▸ Task to complete
Copy the entries below exactly. Images do not belong in the copy.

Some records:
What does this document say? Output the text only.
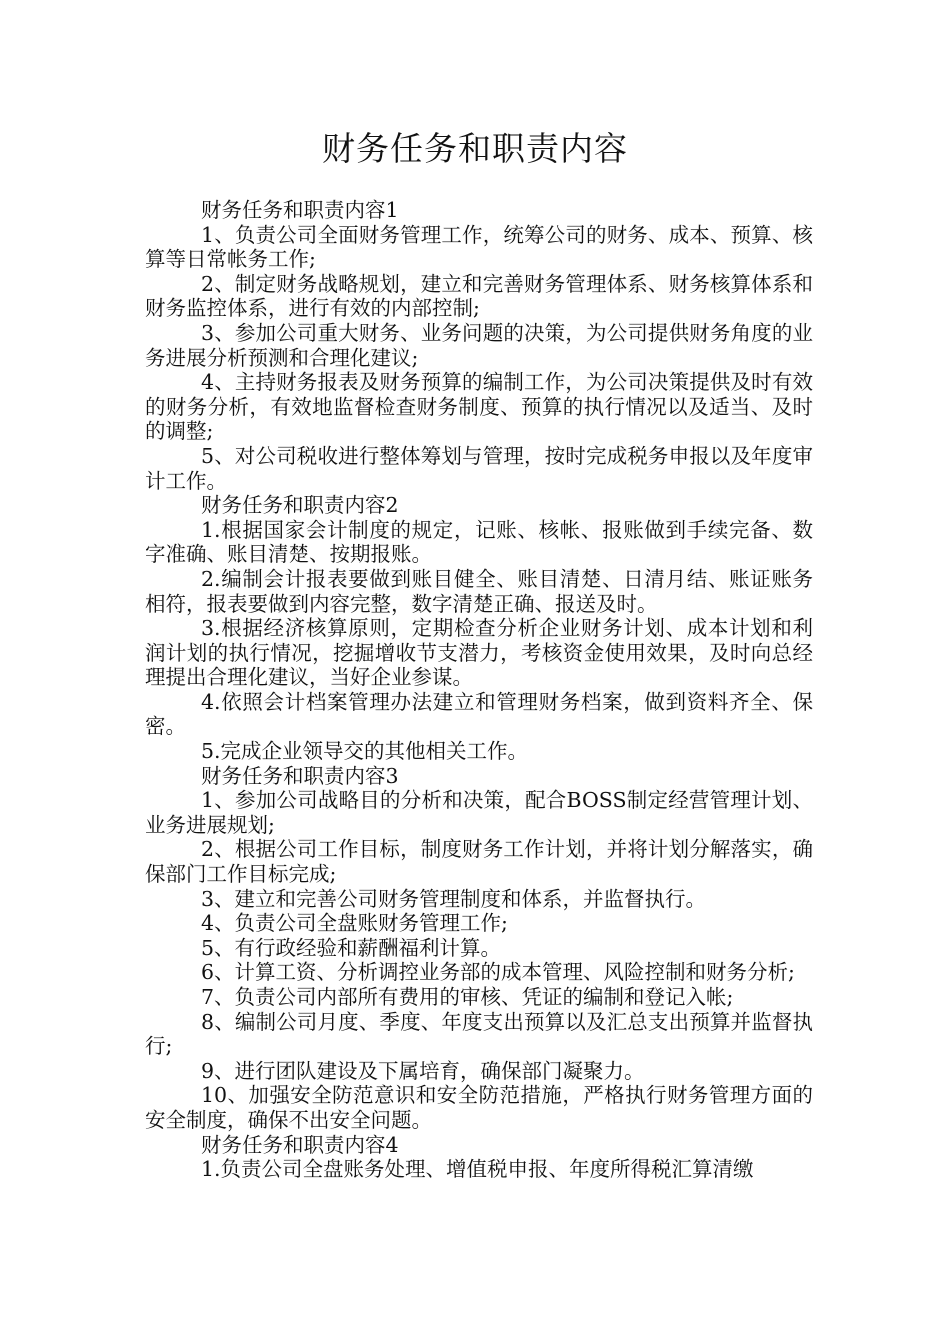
财务任务和职责内容

财务任务和职责内容1

1、负责公司全面财务管理工作，统筹公司的财务、成本、预算、核算等日常帐务工作;

2、制定财务战略规划，建立和完善财务管理体系、财务核算体系和财务监控体系，进行有效的内部控制;

3、参加公司重大财务、业务问题的决策，为公司提供财务角度的业务进展分析预测和合理化建议;

4、主持财务报表及财务预算的编制工作，为公司决策提供及时有效的财务分析，有效地监督检查财务制度、预算的执行情况以及适当、及时的调整;

5、对公司税收进行整体筹划与管理，按时完成税务申报以及年度审计工作。

财务任务和职责内容2

1.根据国家会计制度的规定，记账、核帐、报账做到手续完备、数字准确、账目清楚、按期报账。

2.编制会计报表要做到账目健全、账目清楚、日清月结、账证账务相符，报表要做到内容完整，数字清楚正确、报送及时。

3.根据经济核算原则，定期检查分析企业财务计划、成本计划和利润计划的执行情况，挖掘增收节支潜力，考核资金使用效果，及时向总经理提出合理化建议，当好企业参谋。

4.依照会计档案管理办法建立和管理财务档案，做到资料齐全、保密。

5.完成企业领导交的其他相关工作。

财务任务和职责内容3

1、参加公司战略目的分析和决策，配合BOSS制定经营管理计划、业务进展规划;

2、根据公司工作目标，制度财务工作计划，并将计划分解落实，确保部门工作目标完成;

3、建立和完善公司财务管理制度和体系，并监督执行。

4、负责公司全盘账财务管理工作;

5、有行政经验和薪酬福利计算。

6、计算工资、分析调控业务部的成本管理、风险控制和财务分析;

7、负责公司内部所有费用的审核、凭证的编制和登记入帐;

8、编制公司月度、季度、年度支出预算以及汇总支出预算并监督执行;

9、进行团队建设及下属培育，确保部门凝聚力。

10、加强安全防范意识和安全防范措施，严格执行财务管理方面的安全制度，确保不出安全问题。

财务任务和职责内容4

1.负责公司全盘账务处理、增值税申报、年度所得税汇算清缴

▸ Expected answer
What does this document say? Output the text only.
财务任务和职责内容

财务任务和职责内容1

1、负责公司全面财务管理工作，统筹公司的财务、成本、预算、核算等日常帐务工作;

2、制定财务战略规划，建立和完善财务管理体系、财务核算体系和财务监控体系，进行有效的内部控制;

3、参加公司重大财务、业务问题的决策，为公司提供财务角度的业务进展分析预测和合理化建议;

4、主持财务报表及财务预算的编制工作，为公司决策提供及时有效的财务分析，有效地监督检查财务制度、预算的执行情况以及适当、及时的调整;

5、对公司税收进行整体筹划与管理，按时完成税务申报以及年度审计工作。

财务任务和职责内容2

1.根据国家会计制度的规定，记账、核帐、报账做到手续完备、数字准确、账目清楚、按期报账。

2.编制会计报表要做到账目健全、账目清楚、日清月结、账证账务相符，报表要做到内容完整，数字清楚正确、报送及时。

3.根据经济核算原则，定期检查分析企业财务计划、成本计划和利润计划的执行情况，挖掘增收节支潜力，考核资金使用效果，及时向总经理提出合理化建议，当好企业参谋。

4.依照会计档案管理办法建立和管理财务档案，做到资料齐全、保密。

5.完成企业领导交的其他相关工作。

财务任务和职责内容3

1、参加公司战略目的分析和决策，配合BOSS制定经营管理计划、业务进展规划;

2、根据公司工作目标，制度财务工作计划，并将计划分解落实，确保部门工作目标完成;

3、建立和完善公司财务管理制度和体系，并监督执行。

4、负责公司全盘账财务管理工作;

5、有行政经验和薪酬福利计算。

6、计算工资、分析调控业务部的成本管理、风险控制和财务分析;

7、负责公司内部所有费用的审核、凭证的编制和登记入帐;

8、编制公司月度、季度、年度支出预算以及汇总支出预算并监督执行;

9、进行团队建设及下属培育，确保部门凝聚力。

10、加强安全防范意识和安全防范措施，严格执行财务管理方面的安全制度，确保不出安全问题。

财务任务和职责内容4

1.负责公司全盘账务处理、增值税申报、年度所得税汇算清缴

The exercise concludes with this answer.